Check every line below for the word "пределах" and copy each one that has it.

• **Source material**:
──────

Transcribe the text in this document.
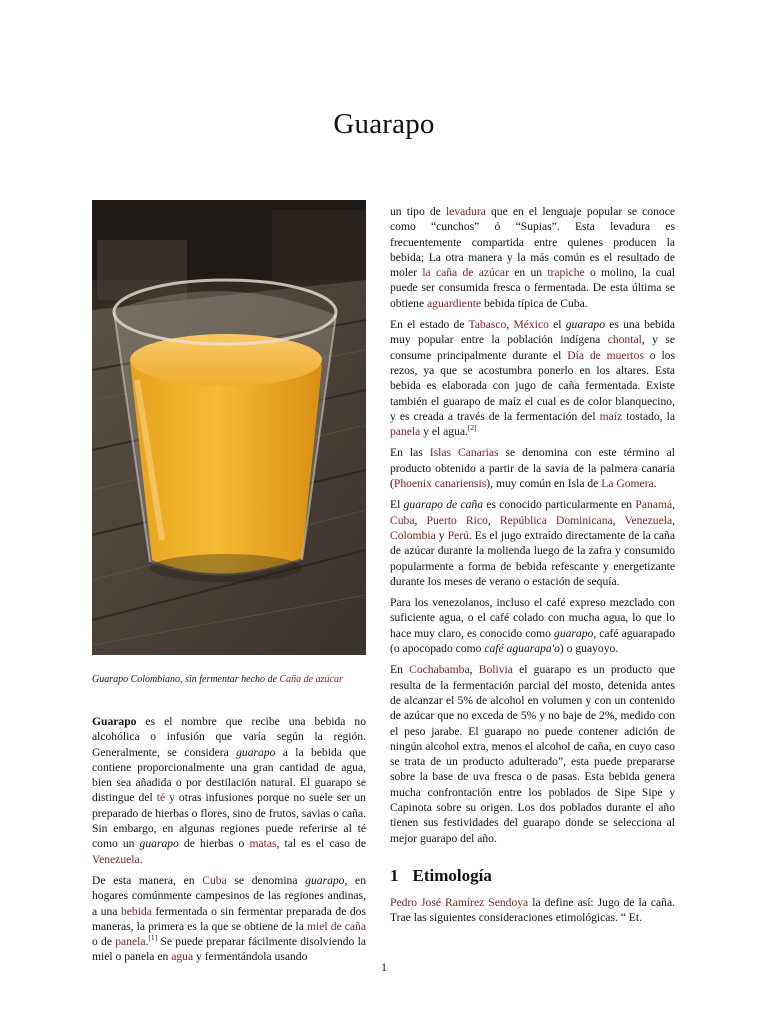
Guarapo
Guarapo Colombiano, sin fermentar hecho de Caña de azúcar

Guarapo es el nombre que recibe una bebida no alcohólica o infusión que varía según la región. Generalmente, se considera guarapo a la bebida que contiene proporcionalmente una gran cantidad de agua, bien sea añadida o por destilación natural. El guarapo se distingue del té y otras infusiones porque no suele ser un preparado de hierbas o flores, sino de frutos, savias o caña. Sin embargo, en algunas regiones puede referirse al té como un guarapo de hierbas o matas, tal es el caso de Venezuela.

De esta manera, en Cuba se denomina guarapo, en hogares comúnmente campesinos de las regiones andinas, a una bebida fermentada o sin fermentar preparada de dos maneras, la primera es la que se obtiene de la miel de caña o de panela.[1] Se puede preparar fácilmente disolviendo la miel o panela en agua y fermentándola usando

un tipo de levadura que en el lenguaje popular se conoce como “cunchos” ó “Supias”. Esta levadura es frecuentemente compartida entre quienes producen la bebida; La otra manera y la más común es el resultado de moler la caña de azúcar en un trapiche o molino, la cual puede ser consumida fresca o fermentada. De esta última se obtiene aguardiente bebida típica de Cuba.

En el estado de Tabasco, México el guarapo es una bebida muy popular entre la población indígena chontal, y se consume principalmente durante el Día de muertos o los rezos, ya que se acostumbra ponerlo en los altares. Esta bebida es elaborada con jugo de caña fermentada. Existe también el guarapo de maíz el cual es de color blanquecino, y es creada a través de la fermentación del maíz tostado, la panela y el agua.[2]

En las Islas Canarias se denomina con este término al producto obtenido a partir de la savia de la palmera canaria (Phoenix canariensis), muy común en Isla de La Gomera.

El guarapo de caña es conocido particularmente en Panamá, Cuba, Puerto Rico, República Dominicana, Venezuela, Colombia y Perú. Es el jugo extraído directamente de la caña de azúcar durante la molienda luego de la zafra y consumido popularmente a forma de bebida refescante y energetizante durante los meses de verano o estación de sequía.

Para los venezolanos, incluso el café expreso mezclado con suficiente agua, o el café colado con mucha agua, lo que lo hace muy claro, es conocido como guarapo, café aguarapado (o apocopado como café aguarapa'o) o guayoyo.

En Cochabamba, Bolivia el guarapo es un producto que resulta de la fermentación parcial del mosto, detenida antes de alcanzar el 5% de alcohol en volumen y con un contenido de azúcar que no exceda de 5% y no baje de 2%, medido con el peso jarabe. El guarapo no puede contener adición de ningún alcohol extra, menos el alcohol de caña, en cuyo caso se trata de un producto adulterado”, esta puede prepararse sobre la base de uva fresca o de pasas. Esta bebida genera mucha confrontación entre los poblados de Sipe Sipe y Capinota sobre su origen. Los dos poblados durante el año tienen sus festividades del guarapo donde se selecciona al mejor guarapo del año.

1 Etimología

Pedro José Ramírez Sendoya la define así: Jugo de la caña. Trae las siguientes consideraciones etimológicas. “ Et.

1
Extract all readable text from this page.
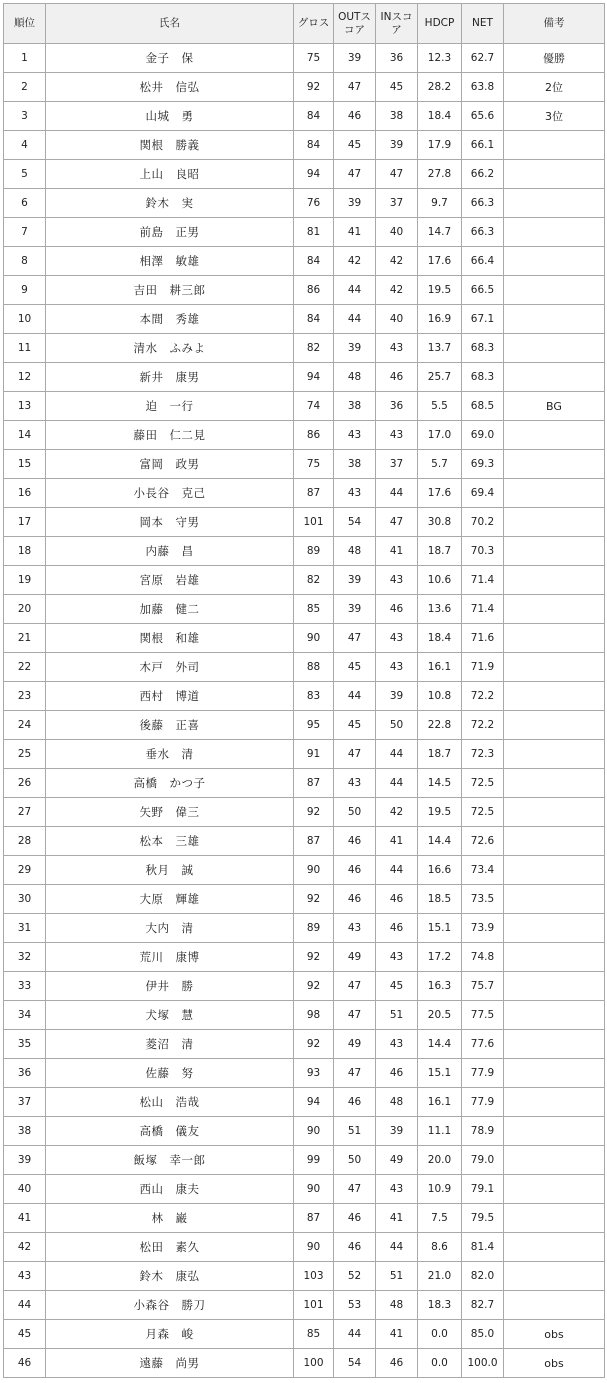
順位	氏名	グロス	OUTスコア	INスコア	HDCP	NET	備考
1	金子　保	75	39	36	12.3	62.7	優勝
2	松井　信弘	92	47	45	28.2	63.8	2位
3	山城　勇	84	46	38	18.4	65.6	3位
4	関根　勝義	84	45	39	17.9	66.1	
5	上山　良昭	94	47	47	27.8	66.2	
6	鈴木　実	76	39	37	9.7	66.3	
7	前島　正男	81	41	40	14.7	66.3	
8	相澤　敏雄	84	42	42	17.6	66.4	
9	吉田　耕三郎	86	44	42	19.5	66.5	
10	本間　秀雄	84	44	40	16.9	67.1	
11	清水　ふみよ	82	39	43	13.7	68.3	
12	新井　康男	94	48	46	25.7	68.3	
13	迫　一行	74	38	36	5.5	68.5	BG
14	藤田　仁二見	86	43	43	17.0	69.0	
15	富岡　政男	75	38	37	5.7	69.3	
16	小長谷　克己	87	43	44	17.6	69.4	
17	岡本　守男	101	54	47	30.8	70.2	
18	内藤　昌	89	48	41	18.7	70.3	
19	宮原　岩雄	82	39	43	10.6	71.4	
20	加藤　健二	85	39	46	13.6	71.4	
21	関根　和雄	90	47	43	18.4	71.6	
22	木戸　外司	88	45	43	16.1	71.9	
23	西村　博道	83	44	39	10.8	72.2	
24	後藤　正喜	95	45	50	22.8	72.2	
25	垂水　清	91	47	44	18.7	72.3	
26	高橋　かつ子	87	43	44	14.5	72.5	
27	矢野　偉三	92	50	42	19.5	72.5	
28	松本　三雄	87	46	41	14.4	72.6	
29	秋月　誠	90	46	44	16.6	73.4	
30	大原　輝雄	92	46	46	18.5	73.5	
31	大内　清	89	43	46	15.1	73.9	
32	荒川　康博	92	49	43	17.2	74.8	
33	伊井　勝	92	47	45	16.3	75.7	
34	犬塚　慧	98	47	51	20.5	77.5	
35	菱沼　清	92	49	43	14.4	77.6	
36	佐藤　努	93	47	46	15.1	77.9	
37	松山　浩哉	94	46	48	16.1	77.9	
38	高橋　儀友	90	51	39	11.1	78.9	
39	飯塚　幸一郎	99	50	49	20.0	79.0	
40	西山　康夫	90	47	43	10.9	79.1	
41	林　巌	87	46	41	7.5	79.5	
42	松田　素久	90	46	44	8.6	81.4	
43	鈴木　康弘	103	52	51	21.0	82.0	
44	小森谷　勝刀	101	53	48	18.3	82.7	
45	月森　峻	85	44	41	0.0	85.0	obs
46	遠藤　尚男	100	54	46	0.0	100.0	obs
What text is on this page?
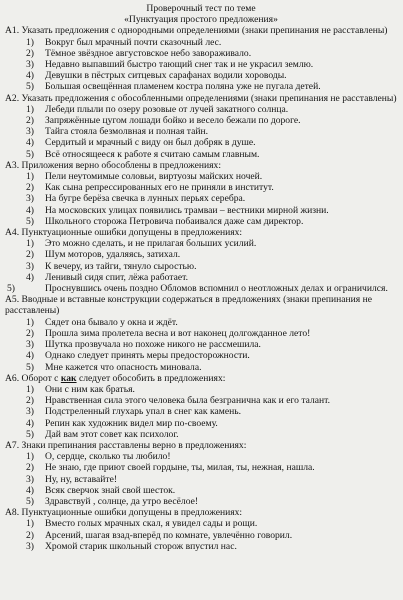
Проверочный тест по теме
«Пунктуация простого предложения»
А1. Указать предложения с однородными определениями (знаки препинания не расставлены)
1) Вокруг был мрачный почти сказочный лес.
2) Тёмное звёздное августовское небо завораживало.
3) Недавно выпавший быстро тающий снег так и не украсил землю.
4) Девушки в пёстрых ситцевых сарафанах водили хороводы.
5) Большая освещённая пламенем костра поляна уже не пугала детей.
А2. Указать предложения с обособленными определениями (знаки препинания не расставлены)
1) Лебеди плыли по озеру розовые от лучей закатного солнца.
2) Запряжённые цугом лошади бойко и весело бежали по дороге.
3) Тайга стояла безмолвная и полная тайн.
4) Сердитый и мрачный с виду он был добряк в душе.
5) Всё относящееся к работе я считаю самым главным.
А3. Приложения верно обособлены в предложениях:
1) Пели неутомимые соловьи, виртуозы майских ночей.
2) Как сына репрессированных его не приняли в институт.
3) На бугре берёза свечка в лунных перьях серебра.
4) На московских улицах появились трамваи – вестники мирной жизни.
5) Школьного сторожа Петровича побаивался даже сам директор.
А4. Пунктуационные ошибки допущены в предложениях:
1) Это можно сделать, и не прилагая больших усилий.
2) Шум моторов, удаляясь, затихал.
3) К вечеру, из тайги, тянуло сыростью.
4) Ленивый сидя спит, лёжа работает.
5)	Проснувшись очень поздно Обломов вспомнил о неотложных делах и ограничился.
А5. Вводные и вставные конструкции содержаться в предложениях (знаки препинания не расставлены)
1) Сядет она бывало у окна и ждёт.
2) Прошла зима пролетела весна и вот наконец долгожданное лето!
3) Шутка прозвучала но похоже никого не рассмешила.
4) Однако следует принять меры предосторожности.
5) Мне кажется что опасность миновала.
А6. Оборот с как следует обособить в предложениях:
1) Они с ним как братья.
2) Нравственная сила этого человека была безгранична как и его талант.
3) Подстреленный глухарь упал в снег как камень.
4) Репин как художник видел мир по-своему.
5) Дай вам этот совет как психолог.
А7. Знаки препинания расставлены верно в предложениях:
1) О, сердце, сколько ты любило!
2) Не знаю, где приют своей гордыне, ты, милая, ты, нежная, нашла.
3) Ну, ну, вставайте!
4) Всяк сверчок знай свой шесток.
5) Здравствуй , солнце, да утро весёлое!
А8. Пунктуационные ошибки допущены в предложениях:
1) Вместо голых мрачных скал, я увидел сады и рощи.
2) Арсений, шагая взад-вперёд по комнате, увлечённо говорил.
3) Хромой старик школьный сторож впустил нас.
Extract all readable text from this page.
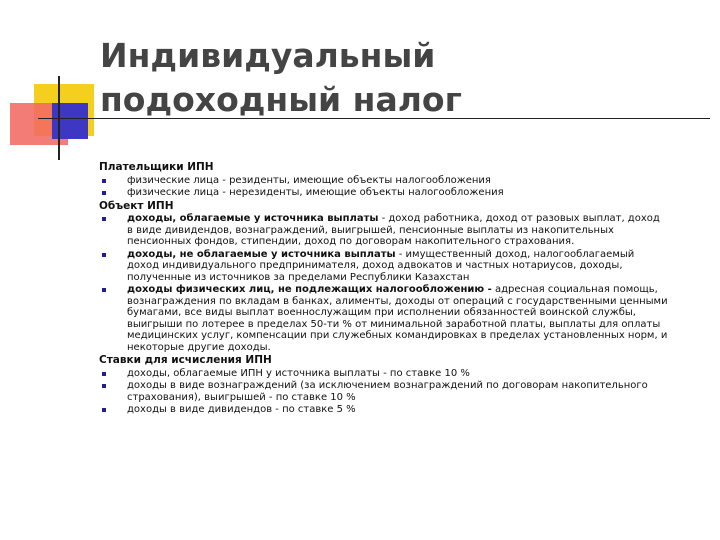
Индивидуальный
подоходный налог
Плательщики ИПН
физические лица - резиденты, имеющие объекты налогообложения
физические лица - нерезиденты, имеющие объекты налогообложения
Объект ИПН
доходы, облагаемые у источника выплаты - доход работника, доход от разовых выплат, доход
в виде дивидендов, вознаграждений, выигрышей, пенсионные выплаты из накопительных
пенсионных фондов, стипендии, доход по договорам накопительного страхования.
доходы, не облагаемые у источника выплаты - имущественный доход, налогооблагаемый
доход индивидуального предпринимателя, доход адвокатов и частных нотариусов, доходы,
полученные из источников за пределами Республики Казахстан
доходы физических лиц, не подлежащих налогообложению - адресная социальная помощь,
вознаграждения по вкладам в банках, алименты, доходы от операций с государственными ценными
бумагами, все виды выплат военнослужащим при исполнении обязанностей воинской службы,
выигрыши по лотерее в пределах 50-ти % от минимальной заработной платы, выплаты для оплаты
медицинских услуг, компенсации при служебных командировках в пределах установленных норм, и
некоторые другие доходы.
Ставки для исчисления ИПН
доходы, облагаемые ИПН у источника выплаты - по ставке 10 %
доходы в виде вознаграждений (за исключением вознаграждений по договорам накопительного
страхования), выигрышей - по ставке 10 %
доходы в виде дивидендов - по ставке 5 %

──────

• **Exercise response**:
выигрыши по лотерее в пределах 50-ти % от минимальной заработной платы, выплаты для оплаты
медицинских услуг, компенсации при служебных командировках в пределах установленных норм, и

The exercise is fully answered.